## TASK DESCRIPTION
Transcribe every line of the listing below without any deviation.

## RAW DATA
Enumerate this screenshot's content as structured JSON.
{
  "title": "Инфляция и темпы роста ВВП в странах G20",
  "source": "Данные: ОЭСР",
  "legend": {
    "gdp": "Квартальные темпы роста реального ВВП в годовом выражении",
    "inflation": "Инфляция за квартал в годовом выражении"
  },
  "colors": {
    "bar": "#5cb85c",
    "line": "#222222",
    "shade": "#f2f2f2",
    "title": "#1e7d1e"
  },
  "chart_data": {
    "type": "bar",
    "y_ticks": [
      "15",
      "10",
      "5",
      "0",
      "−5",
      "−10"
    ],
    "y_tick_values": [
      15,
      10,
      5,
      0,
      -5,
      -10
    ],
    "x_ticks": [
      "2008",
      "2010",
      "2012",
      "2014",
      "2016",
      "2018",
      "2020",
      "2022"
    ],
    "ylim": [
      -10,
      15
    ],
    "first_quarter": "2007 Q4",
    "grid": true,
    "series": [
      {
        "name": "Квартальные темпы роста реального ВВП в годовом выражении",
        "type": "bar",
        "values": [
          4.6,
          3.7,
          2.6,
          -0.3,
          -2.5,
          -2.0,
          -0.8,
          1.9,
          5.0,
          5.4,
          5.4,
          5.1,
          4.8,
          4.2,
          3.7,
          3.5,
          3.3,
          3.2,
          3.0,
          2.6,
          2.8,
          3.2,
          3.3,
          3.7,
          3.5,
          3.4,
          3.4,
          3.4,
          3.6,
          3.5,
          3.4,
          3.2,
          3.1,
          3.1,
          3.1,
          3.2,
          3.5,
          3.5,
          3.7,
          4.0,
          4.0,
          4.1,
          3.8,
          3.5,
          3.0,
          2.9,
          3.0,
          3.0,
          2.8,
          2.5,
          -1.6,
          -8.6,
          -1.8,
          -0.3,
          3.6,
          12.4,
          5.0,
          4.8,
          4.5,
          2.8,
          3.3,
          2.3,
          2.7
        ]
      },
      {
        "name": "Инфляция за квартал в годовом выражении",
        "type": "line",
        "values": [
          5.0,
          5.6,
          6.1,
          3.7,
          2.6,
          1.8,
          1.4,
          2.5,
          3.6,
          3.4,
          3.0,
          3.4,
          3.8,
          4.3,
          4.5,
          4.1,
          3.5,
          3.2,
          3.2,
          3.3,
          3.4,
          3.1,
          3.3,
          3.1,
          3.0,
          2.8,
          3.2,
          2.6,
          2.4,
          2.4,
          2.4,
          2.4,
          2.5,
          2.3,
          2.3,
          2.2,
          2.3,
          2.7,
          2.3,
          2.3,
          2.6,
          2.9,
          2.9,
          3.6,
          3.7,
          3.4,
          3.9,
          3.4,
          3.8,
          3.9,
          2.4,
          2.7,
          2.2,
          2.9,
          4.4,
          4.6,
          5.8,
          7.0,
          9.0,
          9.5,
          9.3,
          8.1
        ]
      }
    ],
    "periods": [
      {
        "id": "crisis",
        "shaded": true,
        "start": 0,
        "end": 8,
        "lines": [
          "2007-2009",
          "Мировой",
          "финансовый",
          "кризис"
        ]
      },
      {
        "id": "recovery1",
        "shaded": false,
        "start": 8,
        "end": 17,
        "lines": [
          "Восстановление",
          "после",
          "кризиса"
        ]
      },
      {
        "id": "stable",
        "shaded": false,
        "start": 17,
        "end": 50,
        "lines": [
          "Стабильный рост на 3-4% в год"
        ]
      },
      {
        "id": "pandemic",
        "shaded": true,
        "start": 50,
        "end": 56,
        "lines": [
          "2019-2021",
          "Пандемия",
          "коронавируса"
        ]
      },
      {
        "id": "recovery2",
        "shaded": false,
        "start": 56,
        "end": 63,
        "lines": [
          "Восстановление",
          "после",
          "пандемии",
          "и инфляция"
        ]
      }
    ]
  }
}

## RESULT FOR THIS EXERCISE
Enumerate this screenshot's content as structured JSON.
{
  "title": "Инфляция и темпы роста ВВП в странах G20",
  "source": "Данные: ОЭСР",
  "legend": {
    "gdp": "Квартальные темпы роста реального ВВП в годовом выражении",
    "inflation": "Инфляция за квартал в годовом выражении"
  },
  "colors": {
    "bar": "#5cb85c",
    "line": "#222222",
    "shade": "#f2f2f2",
    "title": "#1e7d1e"
  },
  "chart_data": {
    "type": "bar",
    "y_ticks": [
      "15",
      "10",
      "5",
      "0",
      "−5",
      "−10"
    ],
    "y_tick_values": [
      15,
      10,
      5,
      0,
      -5,
      -10
    ],
    "x_ticks": [
      "2008",
      "2010",
      "2012",
      "2014",
      "2016",
      "2018",
      "2020",
      "2022"
    ],
    "ylim": [
      -10,
      15
    ],
    "first_quarter": "2007 Q4",
    "grid": true,
    "series": [
      {
        "name": "Квартальные темпы роста реального ВВП в годовом выражении",
        "type": "bar",
        "values": [
          4.6,
          3.7,
          2.6,
          -0.3,
          -2.5,
          -2.0,
          -0.8,
          1.9,
          5.0,
          5.4,
          5.4,
          5.1,
          4.8,
          4.2,
          3.7,
          3.5,
          3.3,
          3.2,
          3.0,
          2.6,
          2.8,
          3.2,
          3.3,
          3.7,
          3.5,
          3.4,
          3.4,
          3.4,
          3.6,
          3.5,
          3.4,
          3.2,
          3.1,
          3.1,
          3.1,
          3.2,
          3.5,
          3.5,
          3.7,
          4.0,
          4.0,
          4.1,
          3.8,
          3.5,
          3.0,
          2.9,
          3.0,
          3.0,
          2.8,
          2.5,
          -1.6,
          -8.6,
          -1.8,
          -0.3,
          3.6,
          12.4,
          5.0,
          4.8,
          4.5,
          2.8,
          3.3,
          2.3,
          2.7
        ]
      },
      {
        "name": "Инфляция за квартал в годовом выражении",
        "type": "line",
        "values": [
          5.0,
          5.6,
          6.1,
          3.7,
          2.6,
          1.8,
          1.4,
          2.5,
          3.6,
          3.4,
          3.0,
          3.4,
          3.8,
          4.3,
          4.5,
          4.1,
          3.5,
          3.2,
          3.2,
          3.3,
          3.4,
          3.1,
          3.3,
          3.1,
          3.0,
          2.8,
          3.2,
          2.6,
          2.4,
          2.4,
          2.4,
          2.4,
          2.5,
          2.3,
          2.3,
          2.2,
          2.3,
          2.7,
          2.3,
          2.3,
          2.6,
          2.9,
          2.9,
          3.6,
          3.7,
          3.4,
          3.9,
          3.4,
          3.8,
          3.9,
          2.4,
          2.7,
          2.2,
          2.9,
          4.4,
          4.6,
          5.8,
          7.0,
          9.0,
          9.5,
          9.3,
          8.1
        ]
      }
    ],
    "periods": [
      {
        "id": "crisis",
        "shaded": true,
        "start": 0,
        "end": 8,
        "lines": [
          "2007-2009",
          "Мировой",
          "финансовый",
          "кризис"
        ]
      },
      {
        "id": "recovery1",
        "shaded": false,
        "start": 8,
        "end": 17,
        "lines": [
          "Восстановление",
          "после",
          "кризиса"
        ]
      },
      {
        "id": "stable",
        "shaded": false,
        "start": 17,
        "end": 50,
        "lines": [
          "Стабильный рост на 3-4% в год"
        ]
      },
      {
        "id": "pandemic",
        "shaded": true,
        "start": 50,
        "end": 56,
        "lines": [
          "2019-2021",
          "Пандемия",
          "коронавируса"
        ]
      },
      {
        "id": "recovery2",
        "shaded": false,
        "start": 56,
        "end": 63,
        "lines": [
          "Восстановление",
          "после",
          "пандемии",
          "и инфляция"
        ]
      }
    ]
  }
}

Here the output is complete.